** What is being asked **
Gather the lines from the material that contain "pattern".

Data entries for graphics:

=====

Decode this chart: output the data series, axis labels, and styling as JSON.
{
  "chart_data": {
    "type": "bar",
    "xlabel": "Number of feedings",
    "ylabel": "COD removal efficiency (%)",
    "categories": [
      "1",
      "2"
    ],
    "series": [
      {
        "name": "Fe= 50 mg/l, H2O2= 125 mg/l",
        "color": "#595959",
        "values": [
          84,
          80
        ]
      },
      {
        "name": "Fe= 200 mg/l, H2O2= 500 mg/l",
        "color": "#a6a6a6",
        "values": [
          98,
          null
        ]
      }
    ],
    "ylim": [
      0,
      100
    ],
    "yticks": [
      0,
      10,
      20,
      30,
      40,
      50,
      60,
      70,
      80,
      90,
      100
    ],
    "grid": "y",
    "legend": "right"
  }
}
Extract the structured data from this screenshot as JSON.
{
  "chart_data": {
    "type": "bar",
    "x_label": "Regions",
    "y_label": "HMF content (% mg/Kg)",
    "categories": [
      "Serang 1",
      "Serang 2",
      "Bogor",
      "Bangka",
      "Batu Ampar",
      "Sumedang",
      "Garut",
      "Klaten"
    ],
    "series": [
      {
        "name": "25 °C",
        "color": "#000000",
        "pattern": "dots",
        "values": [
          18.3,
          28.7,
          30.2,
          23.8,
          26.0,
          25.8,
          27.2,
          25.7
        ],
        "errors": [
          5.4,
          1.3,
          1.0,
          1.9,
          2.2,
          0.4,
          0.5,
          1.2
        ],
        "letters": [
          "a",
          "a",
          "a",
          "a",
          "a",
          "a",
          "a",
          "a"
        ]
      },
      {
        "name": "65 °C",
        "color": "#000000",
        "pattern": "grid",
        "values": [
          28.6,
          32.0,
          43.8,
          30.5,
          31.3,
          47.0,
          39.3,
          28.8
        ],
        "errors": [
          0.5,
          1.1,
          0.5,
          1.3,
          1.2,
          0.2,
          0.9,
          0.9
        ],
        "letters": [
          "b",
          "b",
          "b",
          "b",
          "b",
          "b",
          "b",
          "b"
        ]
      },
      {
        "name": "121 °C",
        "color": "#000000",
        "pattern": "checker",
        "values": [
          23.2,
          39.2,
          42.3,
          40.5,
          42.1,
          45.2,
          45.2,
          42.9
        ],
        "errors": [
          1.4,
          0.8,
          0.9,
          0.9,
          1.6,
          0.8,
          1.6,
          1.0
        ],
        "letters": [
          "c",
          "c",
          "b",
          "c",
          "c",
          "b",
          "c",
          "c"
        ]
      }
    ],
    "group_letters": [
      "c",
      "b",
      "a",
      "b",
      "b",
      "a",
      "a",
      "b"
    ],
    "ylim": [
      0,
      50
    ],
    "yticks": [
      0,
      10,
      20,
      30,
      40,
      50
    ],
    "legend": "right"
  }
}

=====

** Output of the exercise **
        "pattern": "dots",
        "pattern": "grid",
        "pattern": "checker",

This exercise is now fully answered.